What you should do: Each entry here needs to be set down again exactly, please; pictures are left out.
[BEGIN Dataset entries]
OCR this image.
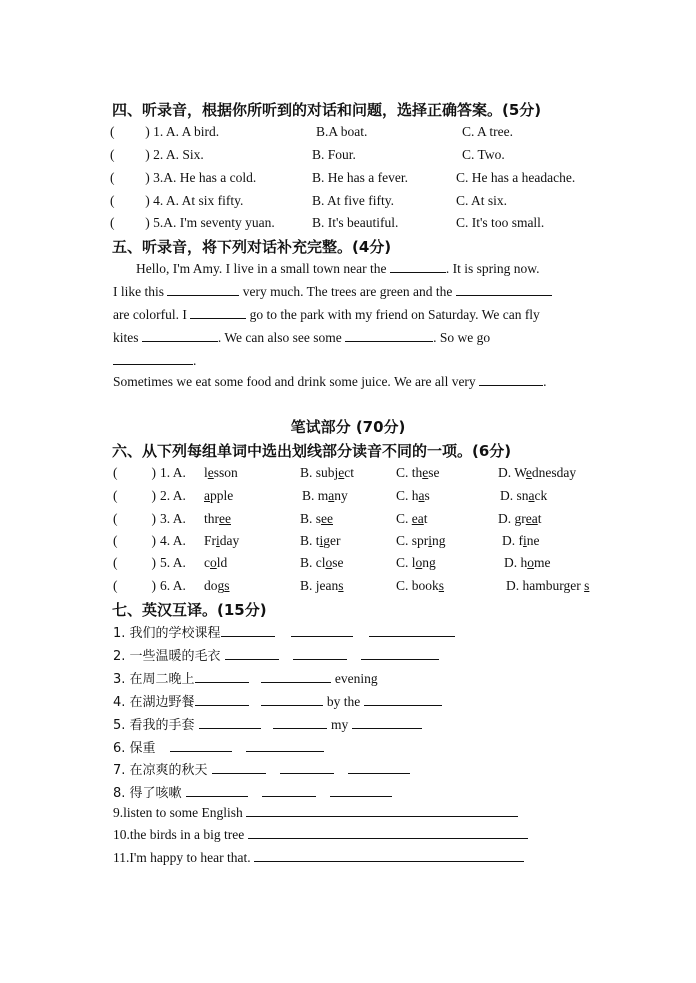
四、听录音，根据你所听到的对话和问题，选择正确答案。(5分)
( ) 1. A. A bird.	B.A boat.	C. A tree.
( ) 2. A. Six.	B. Four.	C. Two.
( ) 3.A. He has a cold.	B. He has a fever.	C. He has a headache.
( ) 4. A. At six fifty.	B. At five fifty.	C. At six.
( ) 5.A. I'm seventy yuan.	B. It's beautiful.	C. It's too small.
五、听录音，将下列对话补充完整。(4分)
Hello, I'm Amy. I live in a small town near the	. It is spring now.
I like this	very much. The trees are green and the
are colorful. I	go to the park with my friend on Saturday. We can fly
kites	. We can also see some	. So we go
.
Sometimes we eat some food and drink some juice. We are all very	.
笔试部分 (70分)
六、从下列每组单词中选出划线部分读音不同的一项。(6分)
(	) 1. A. lesson	B. subject	C. these	D. Wednesday
(	) 2. A. apple	B. many	C. has	D. snack
(	) 3. A. three	B. see	C. eat	D. great
(	) 4. A. Friday	B. tiger	C. spring	D. fine
(	) 5. A. cold	B. close	C. long	D. home
(	) 6. A. dogs	B. jeans	C. books	D. hamburger s
七、英汉互译。(15分)
1. 我们的学校课程
2. 一些温暖的毛衣
3. 在周二晚上	evening
4. 在湖边野餐	by the
5. 看我的手套	my
6. 保重
7. 在凉爽的秋天
8. 得了咳嗽
9.listen to some English
10.the birds in a big tree
11.I'm happy to hear that.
[END Dataset entries]
Solution to this problem:
OCR this image.
四、听录音，根据你所听到的对话和问题，选择正确答案。(5分)
( ) 1. A. A bird.	B.A boat.	C. A tree.
( ) 2. A. Six.	B. Four.	C. Two.
( ) 3.A. He has a cold.	B. He has a fever.	C. He has a headache.
( ) 4. A. At six fifty.	B. At five fifty.	C. At six.
( ) 5.A. I'm seventy yuan.	B. It's beautiful.	C. It's too small.
五、听录音，将下列对话补充完整。(4分)
Hello, I'm Amy. I live in a small town near the	. It is spring now.
I like this	very much. The trees are green and the
are colorful. I	go to the park with my friend on Saturday. We can fly
kites	. We can also see some	. So we go
.
Sometimes we eat some food and drink some juice. We are all very	.
笔试部分 (70分)
六、从下列每组单词中选出划线部分读音不同的一项。(6分)
(	) 1. A. lesson	B. subject	C. these	D. Wednesday
(	) 2. A. apple	B. many	C. has	D. snack
(	) 3. A. three	B. see	C. eat	D. great
(	) 4. A. Friday	B. tiger	C. spring	D. fine
(	) 5. A. cold	B. close	C. long	D. home
(	) 6. A. dogs	B. jeans	C. books	D. hamburger s
七、英汉互译。(15分)
1. 我们的学校课程
2. 一些温暖的毛衣
3. 在周二晚上	evening
4. 在湖边野餐	by the
5. 看我的手套	my
6. 保重
7. 在凉爽的秋天
8. 得了咳嗽
9.listen to some English
10.the birds in a big tree
11.I'm happy to hear that.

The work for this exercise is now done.